### AIM OF THE EXERCISE
Extract the complete data exactly as given.

(Stored data)
□ □ □ □

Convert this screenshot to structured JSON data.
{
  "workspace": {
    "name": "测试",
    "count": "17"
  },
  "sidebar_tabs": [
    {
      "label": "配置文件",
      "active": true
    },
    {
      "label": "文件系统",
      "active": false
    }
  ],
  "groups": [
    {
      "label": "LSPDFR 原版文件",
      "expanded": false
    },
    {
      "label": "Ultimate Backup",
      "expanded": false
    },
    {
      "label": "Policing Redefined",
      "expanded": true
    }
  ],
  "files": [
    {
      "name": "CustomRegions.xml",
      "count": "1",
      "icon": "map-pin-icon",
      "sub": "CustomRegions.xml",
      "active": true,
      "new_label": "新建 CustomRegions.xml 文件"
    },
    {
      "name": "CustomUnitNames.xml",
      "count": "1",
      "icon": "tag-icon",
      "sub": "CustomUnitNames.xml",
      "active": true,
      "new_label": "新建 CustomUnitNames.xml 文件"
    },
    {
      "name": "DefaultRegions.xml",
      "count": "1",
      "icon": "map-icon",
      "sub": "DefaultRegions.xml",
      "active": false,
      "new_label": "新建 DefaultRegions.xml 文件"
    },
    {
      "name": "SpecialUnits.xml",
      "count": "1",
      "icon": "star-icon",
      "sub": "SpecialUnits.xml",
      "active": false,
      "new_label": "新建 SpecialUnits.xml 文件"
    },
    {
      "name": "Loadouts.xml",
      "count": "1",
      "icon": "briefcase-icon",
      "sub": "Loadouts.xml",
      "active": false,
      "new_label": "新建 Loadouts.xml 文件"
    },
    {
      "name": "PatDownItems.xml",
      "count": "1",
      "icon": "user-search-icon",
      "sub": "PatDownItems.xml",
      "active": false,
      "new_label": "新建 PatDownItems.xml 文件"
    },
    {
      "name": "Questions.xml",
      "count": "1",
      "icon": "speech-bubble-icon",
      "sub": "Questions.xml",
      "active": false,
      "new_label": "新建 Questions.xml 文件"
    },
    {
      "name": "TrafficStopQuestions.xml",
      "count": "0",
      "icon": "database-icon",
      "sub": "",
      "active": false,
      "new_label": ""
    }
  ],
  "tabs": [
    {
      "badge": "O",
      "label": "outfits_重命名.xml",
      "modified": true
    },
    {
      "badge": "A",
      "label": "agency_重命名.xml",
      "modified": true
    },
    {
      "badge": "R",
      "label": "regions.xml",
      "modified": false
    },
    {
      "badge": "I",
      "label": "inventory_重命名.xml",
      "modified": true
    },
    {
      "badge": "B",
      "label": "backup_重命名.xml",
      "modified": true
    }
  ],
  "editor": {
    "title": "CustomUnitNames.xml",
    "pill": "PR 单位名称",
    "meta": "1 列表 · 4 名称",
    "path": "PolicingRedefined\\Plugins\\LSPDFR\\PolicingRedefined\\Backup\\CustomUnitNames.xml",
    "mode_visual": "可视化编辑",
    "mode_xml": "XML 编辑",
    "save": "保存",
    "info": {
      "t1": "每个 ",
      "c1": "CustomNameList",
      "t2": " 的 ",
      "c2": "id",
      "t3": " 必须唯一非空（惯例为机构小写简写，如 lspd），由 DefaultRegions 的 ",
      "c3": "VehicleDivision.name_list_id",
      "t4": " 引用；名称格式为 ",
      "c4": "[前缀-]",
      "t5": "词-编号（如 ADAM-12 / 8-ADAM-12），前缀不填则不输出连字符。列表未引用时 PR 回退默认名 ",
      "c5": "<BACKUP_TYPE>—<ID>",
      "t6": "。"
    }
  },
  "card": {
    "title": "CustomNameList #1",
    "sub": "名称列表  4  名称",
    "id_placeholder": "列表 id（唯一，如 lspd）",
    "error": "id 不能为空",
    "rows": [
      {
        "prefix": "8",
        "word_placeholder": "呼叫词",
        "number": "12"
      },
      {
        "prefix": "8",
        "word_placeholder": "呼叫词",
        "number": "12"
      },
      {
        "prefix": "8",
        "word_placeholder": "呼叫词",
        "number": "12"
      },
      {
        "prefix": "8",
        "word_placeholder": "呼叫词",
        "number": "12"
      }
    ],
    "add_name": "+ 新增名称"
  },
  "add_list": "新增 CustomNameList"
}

□ □ □ □

### SOLUTION TO THIS PROBLEM
Convert this screenshot to structured JSON data.
{
  "workspace": {
    "name": "测试",
    "count": "17"
  },
  "sidebar_tabs": [
    {
      "label": "配置文件",
      "active": true
    },
    {
      "label": "文件系统",
      "active": false
    }
  ],
  "groups": [
    {
      "label": "LSPDFR 原版文件",
      "expanded": false
    },
    {
      "label": "Ultimate Backup",
      "expanded": false
    },
    {
      "label": "Policing Redefined",
      "expanded": true
    }
  ],
  "files": [
    {
      "name": "CustomRegions.xml",
      "count": "1",
      "icon": "map-pin-icon",
      "sub": "CustomRegions.xml",
      "active": true,
      "new_label": "新建 CustomRegions.xml 文件"
    },
    {
      "name": "CustomUnitNames.xml",
      "count": "1",
      "icon": "tag-icon",
      "sub": "CustomUnitNames.xml",
      "active": true,
      "new_label": "新建 CustomUnitNames.xml 文件"
    },
    {
      "name": "DefaultRegions.xml",
      "count": "1",
      "icon": "map-icon",
      "sub": "DefaultRegions.xml",
      "active": false,
      "new_label": "新建 DefaultRegions.xml 文件"
    },
    {
      "name": "SpecialUnits.xml",
      "count": "1",
      "icon": "star-icon",
      "sub": "SpecialUnits.xml",
      "active": false,
      "new_label": "新建 SpecialUnits.xml 文件"
    },
    {
      "name": "Loadouts.xml",
      "count": "1",
      "icon": "briefcase-icon",
      "sub": "Loadouts.xml",
      "active": false,
      "new_label": "新建 Loadouts.xml 文件"
    },
    {
      "name": "PatDownItems.xml",
      "count": "1",
      "icon": "user-search-icon",
      "sub": "PatDownItems.xml",
      "active": false,
      "new_label": "新建 PatDownItems.xml 文件"
    },
    {
      "name": "Questions.xml",
      "count": "1",
      "icon": "speech-bubble-icon",
      "sub": "Questions.xml",
      "active": false,
      "new_label": "新建 Questions.xml 文件"
    },
    {
      "name": "TrafficStopQuestions.xml",
      "count": "0",
      "icon": "database-icon",
      "sub": "",
      "active": false,
      "new_label": ""
    }
  ],
  "tabs": [
    {
      "badge": "O",
      "label": "outfits_重命名.xml",
      "modified": true
    },
    {
      "badge": "A",
      "label": "agency_重命名.xml",
      "modified": true
    },
    {
      "badge": "R",
      "label": "regions.xml",
      "modified": false
    },
    {
      "badge": "I",
      "label": "inventory_重命名.xml",
      "modified": true
    },
    {
      "badge": "B",
      "label": "backup_重命名.xml",
      "modified": true
    }
  ],
  "editor": {
    "title": "CustomUnitNames.xml",
    "pill": "PR 单位名称",
    "meta": "1 列表 · 4 名称",
    "path": "PolicingRedefined\\Plugins\\LSPDFR\\PolicingRedefined\\Backup\\CustomUnitNames.xml",
    "mode_visual": "可视化编辑",
    "mode_xml": "XML 编辑",
    "save": "保存",
    "info": {
      "t1": "每个 ",
      "c1": "CustomNameList",
      "t2": " 的 ",
      "c2": "id",
      "t3": " 必须唯一非空（惯例为机构小写简写，如 lspd），由 DefaultRegions 的 ",
      "c3": "VehicleDivision.name_list_id",
      "t4": " 引用；名称格式为 ",
      "c4": "[前缀-]",
      "t5": "词-编号（如 ADAM-12 / 8-ADAM-12），前缀不填则不输出连字符。列表未引用时 PR 回退默认名 ",
      "c5": "<BACKUP_TYPE>—<ID>",
      "t6": "。"
    }
  },
  "card": {
    "title": "CustomNameList #1",
    "sub": "名称列表  4  名称",
    "id_placeholder": "列表 id（唯一，如 lspd）",
    "error": "id 不能为空",
    "rows": [
      {
        "prefix": "8",
        "word_placeholder": "呼叫词",
        "number": "12"
      },
      {
        "prefix": "8",
        "word_placeholder": "呼叫词",
        "number": "12"
      },
      {
        "prefix": "8",
        "word_placeholder": "呼叫词",
        "number": "12"
      },
      {
        "prefix": "8",
        "word_placeholder": "呼叫词",
        "number": "12"
      }
    ],
    "add_name": "+ 新增名称"
  },
  "add_list": "新增 CustomNameList"
}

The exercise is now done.